▸ **WHAT TO DO**:
Output all of the data below exactly as given.

[BEGIN RECORDED INFORMATION]

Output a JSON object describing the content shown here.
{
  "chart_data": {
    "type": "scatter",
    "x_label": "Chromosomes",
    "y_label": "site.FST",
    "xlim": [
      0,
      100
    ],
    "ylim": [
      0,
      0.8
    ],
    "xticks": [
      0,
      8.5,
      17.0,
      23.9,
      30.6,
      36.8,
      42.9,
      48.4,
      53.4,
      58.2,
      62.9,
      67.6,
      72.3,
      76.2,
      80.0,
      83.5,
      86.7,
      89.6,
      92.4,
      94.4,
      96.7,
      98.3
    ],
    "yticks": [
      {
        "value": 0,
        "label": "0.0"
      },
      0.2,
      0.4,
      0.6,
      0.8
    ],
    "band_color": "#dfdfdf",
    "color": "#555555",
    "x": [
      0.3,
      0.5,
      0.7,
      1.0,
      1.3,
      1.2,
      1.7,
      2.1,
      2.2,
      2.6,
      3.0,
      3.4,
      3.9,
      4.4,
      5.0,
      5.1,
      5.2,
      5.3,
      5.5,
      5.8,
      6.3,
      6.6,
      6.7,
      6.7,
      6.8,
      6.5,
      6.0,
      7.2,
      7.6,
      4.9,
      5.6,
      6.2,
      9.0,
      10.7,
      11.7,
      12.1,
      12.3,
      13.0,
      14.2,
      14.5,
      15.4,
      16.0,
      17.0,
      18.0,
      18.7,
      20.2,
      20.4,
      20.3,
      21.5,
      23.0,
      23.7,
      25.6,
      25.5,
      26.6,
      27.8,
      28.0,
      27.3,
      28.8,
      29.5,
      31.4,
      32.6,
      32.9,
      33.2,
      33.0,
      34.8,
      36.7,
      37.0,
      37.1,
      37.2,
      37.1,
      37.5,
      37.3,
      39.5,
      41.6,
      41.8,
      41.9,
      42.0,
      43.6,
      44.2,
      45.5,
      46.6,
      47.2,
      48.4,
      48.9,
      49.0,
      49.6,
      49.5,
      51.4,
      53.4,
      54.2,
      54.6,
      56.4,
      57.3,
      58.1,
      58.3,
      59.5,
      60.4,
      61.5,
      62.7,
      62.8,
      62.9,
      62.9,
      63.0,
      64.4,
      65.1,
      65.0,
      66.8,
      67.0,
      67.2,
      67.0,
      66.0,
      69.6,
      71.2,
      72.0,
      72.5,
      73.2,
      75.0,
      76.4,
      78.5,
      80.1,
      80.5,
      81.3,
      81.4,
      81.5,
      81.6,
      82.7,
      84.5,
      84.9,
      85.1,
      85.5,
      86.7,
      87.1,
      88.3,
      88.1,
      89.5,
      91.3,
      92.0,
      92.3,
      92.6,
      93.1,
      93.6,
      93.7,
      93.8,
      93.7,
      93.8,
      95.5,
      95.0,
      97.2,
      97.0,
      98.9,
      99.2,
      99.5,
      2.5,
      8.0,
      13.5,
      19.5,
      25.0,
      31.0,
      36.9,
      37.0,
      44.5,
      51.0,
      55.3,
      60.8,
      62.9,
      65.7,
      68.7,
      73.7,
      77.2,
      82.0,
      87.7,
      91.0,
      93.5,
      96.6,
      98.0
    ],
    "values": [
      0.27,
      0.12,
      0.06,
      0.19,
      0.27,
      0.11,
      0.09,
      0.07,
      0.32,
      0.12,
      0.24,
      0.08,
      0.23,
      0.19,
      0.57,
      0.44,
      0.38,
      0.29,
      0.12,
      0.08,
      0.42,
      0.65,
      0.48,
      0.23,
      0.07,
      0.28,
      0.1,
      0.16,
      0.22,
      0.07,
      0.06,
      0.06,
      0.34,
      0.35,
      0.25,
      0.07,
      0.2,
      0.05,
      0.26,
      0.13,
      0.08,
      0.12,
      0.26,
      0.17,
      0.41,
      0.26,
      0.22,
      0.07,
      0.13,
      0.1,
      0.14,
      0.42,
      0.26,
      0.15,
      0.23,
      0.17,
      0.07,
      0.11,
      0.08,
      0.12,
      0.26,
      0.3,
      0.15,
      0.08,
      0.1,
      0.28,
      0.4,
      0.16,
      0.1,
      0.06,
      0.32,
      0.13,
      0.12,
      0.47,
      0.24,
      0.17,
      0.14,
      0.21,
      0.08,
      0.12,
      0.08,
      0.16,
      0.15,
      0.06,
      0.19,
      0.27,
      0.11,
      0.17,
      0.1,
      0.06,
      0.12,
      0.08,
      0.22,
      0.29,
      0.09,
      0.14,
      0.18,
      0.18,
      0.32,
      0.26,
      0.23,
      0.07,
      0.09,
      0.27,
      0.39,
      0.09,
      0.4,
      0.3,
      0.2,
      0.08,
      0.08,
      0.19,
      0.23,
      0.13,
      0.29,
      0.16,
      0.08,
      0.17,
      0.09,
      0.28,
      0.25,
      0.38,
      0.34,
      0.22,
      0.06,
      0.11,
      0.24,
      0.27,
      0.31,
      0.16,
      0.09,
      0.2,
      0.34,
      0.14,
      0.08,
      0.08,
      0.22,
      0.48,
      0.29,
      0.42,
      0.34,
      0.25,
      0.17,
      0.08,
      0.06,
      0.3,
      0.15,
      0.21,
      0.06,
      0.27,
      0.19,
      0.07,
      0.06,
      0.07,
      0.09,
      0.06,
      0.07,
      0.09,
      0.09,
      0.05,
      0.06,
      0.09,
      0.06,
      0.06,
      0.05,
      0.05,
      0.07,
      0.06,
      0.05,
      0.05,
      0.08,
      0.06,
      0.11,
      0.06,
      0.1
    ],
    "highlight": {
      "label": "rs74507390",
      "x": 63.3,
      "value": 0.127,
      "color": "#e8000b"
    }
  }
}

[END RECORDED INFORMATION]

▸ **THE REPLY**:
Output a JSON object describing the content shown here.
{
  "chart_data": {
    "type": "scatter",
    "x_label": "Chromosomes",
    "y_label": "site.FST",
    "xlim": [
      0,
      100
    ],
    "ylim": [
      0,
      0.8
    ],
    "xticks": [
      0,
      8.5,
      17.0,
      23.9,
      30.6,
      36.8,
      42.9,
      48.4,
      53.4,
      58.2,
      62.9,
      67.6,
      72.3,
      76.2,
      80.0,
      83.5,
      86.7,
      89.6,
      92.4,
      94.4,
      96.7,
      98.3
    ],
    "yticks": [
      {
        "value": 0,
        "label": "0.0"
      },
      0.2,
      0.4,
      0.6,
      0.8
    ],
    "band_color": "#dfdfdf",
    "color": "#555555",
    "x": [
      0.3,
      0.5,
      0.7,
      1.0,
      1.3,
      1.2,
      1.7,
      2.1,
      2.2,
      2.6,
      3.0,
      3.4,
      3.9,
      4.4,
      5.0,
      5.1,
      5.2,
      5.3,
      5.5,
      5.8,
      6.3,
      6.6,
      6.7,
      6.7,
      6.8,
      6.5,
      6.0,
      7.2,
      7.6,
      4.9,
      5.6,
      6.2,
      9.0,
      10.7,
      11.7,
      12.1,
      12.3,
      13.0,
      14.2,
      14.5,
      15.4,
      16.0,
      17.0,
      18.0,
      18.7,
      20.2,
      20.4,
      20.3,
      21.5,
      23.0,
      23.7,
      25.6,
      25.5,
      26.6,
      27.8,
      28.0,
      27.3,
      28.8,
      29.5,
      31.4,
      32.6,
      32.9,
      33.2,
      33.0,
      34.8,
      36.7,
      37.0,
      37.1,
      37.2,
      37.1,
      37.5,
      37.3,
      39.5,
      41.6,
      41.8,
      41.9,
      42.0,
      43.6,
      44.2,
      45.5,
      46.6,
      47.2,
      48.4,
      48.9,
      49.0,
      49.6,
      49.5,
      51.4,
      53.4,
      54.2,
      54.6,
      56.4,
      57.3,
      58.1,
      58.3,
      59.5,
      60.4,
      61.5,
      62.7,
      62.8,
      62.9,
      62.9,
      63.0,
      64.4,
      65.1,
      65.0,
      66.8,
      67.0,
      67.2,
      67.0,
      66.0,
      69.6,
      71.2,
      72.0,
      72.5,
      73.2,
      75.0,
      76.4,
      78.5,
      80.1,
      80.5,
      81.3,
      81.4,
      81.5,
      81.6,
      82.7,
      84.5,
      84.9,
      85.1,
      85.5,
      86.7,
      87.1,
      88.3,
      88.1,
      89.5,
      91.3,
      92.0,
      92.3,
      92.6,
      93.1,
      93.6,
      93.7,
      93.8,
      93.7,
      93.8,
      95.5,
      95.0,
      97.2,
      97.0,
      98.9,
      99.2,
      99.5,
      2.5,
      8.0,
      13.5,
      19.5,
      25.0,
      31.0,
      36.9,
      37.0,
      44.5,
      51.0,
      55.3,
      60.8,
      62.9,
      65.7,
      68.7,
      73.7,
      77.2,
      82.0,
      87.7,
      91.0,
      93.5,
      96.6,
      98.0
    ],
    "values": [
      0.27,
      0.12,
      0.06,
      0.19,
      0.27,
      0.11,
      0.09,
      0.07,
      0.32,
      0.12,
      0.24,
      0.08,
      0.23,
      0.19,
      0.57,
      0.44,
      0.38,
      0.29,
      0.12,
      0.08,
      0.42,
      0.65,
      0.48,
      0.23,
      0.07,
      0.28,
      0.1,
      0.16,
      0.22,
      0.07,
      0.06,
      0.06,
      0.34,
      0.35,
      0.25,
      0.07,
      0.2,
      0.05,
      0.26,
      0.13,
      0.08,
      0.12,
      0.26,
      0.17,
      0.41,
      0.26,
      0.22,
      0.07,
      0.13,
      0.1,
      0.14,
      0.42,
      0.26,
      0.15,
      0.23,
      0.17,
      0.07,
      0.11,
      0.08,
      0.12,
      0.26,
      0.3,
      0.15,
      0.08,
      0.1,
      0.28,
      0.4,
      0.16,
      0.1,
      0.06,
      0.32,
      0.13,
      0.12,
      0.47,
      0.24,
      0.17,
      0.14,
      0.21,
      0.08,
      0.12,
      0.08,
      0.16,
      0.15,
      0.06,
      0.19,
      0.27,
      0.11,
      0.17,
      0.1,
      0.06,
      0.12,
      0.08,
      0.22,
      0.29,
      0.09,
      0.14,
      0.18,
      0.18,
      0.32,
      0.26,
      0.23,
      0.07,
      0.09,
      0.27,
      0.39,
      0.09,
      0.4,
      0.3,
      0.2,
      0.08,
      0.08,
      0.19,
      0.23,
      0.13,
      0.29,
      0.16,
      0.08,
      0.17,
      0.09,
      0.28,
      0.25,
      0.38,
      0.34,
      0.22,
      0.06,
      0.11,
      0.24,
      0.27,
      0.31,
      0.16,
      0.09,
      0.2,
      0.34,
      0.14,
      0.08,
      0.08,
      0.22,
      0.48,
      0.29,
      0.42,
      0.34,
      0.25,
      0.17,
      0.08,
      0.06,
      0.3,
      0.15,
      0.21,
      0.06,
      0.27,
      0.19,
      0.07,
      0.06,
      0.07,
      0.09,
      0.06,
      0.07,
      0.09,
      0.09,
      0.05,
      0.06,
      0.09,
      0.06,
      0.06,
      0.05,
      0.05,
      0.07,
      0.06,
      0.05,
      0.05,
      0.08,
      0.06,
      0.11,
      0.06,
      0.1
    ],
    "highlight": {
      "label": "rs74507390",
      "x": 63.3,
      "value": 0.127,
      "color": "#e8000b"
    }
  }
}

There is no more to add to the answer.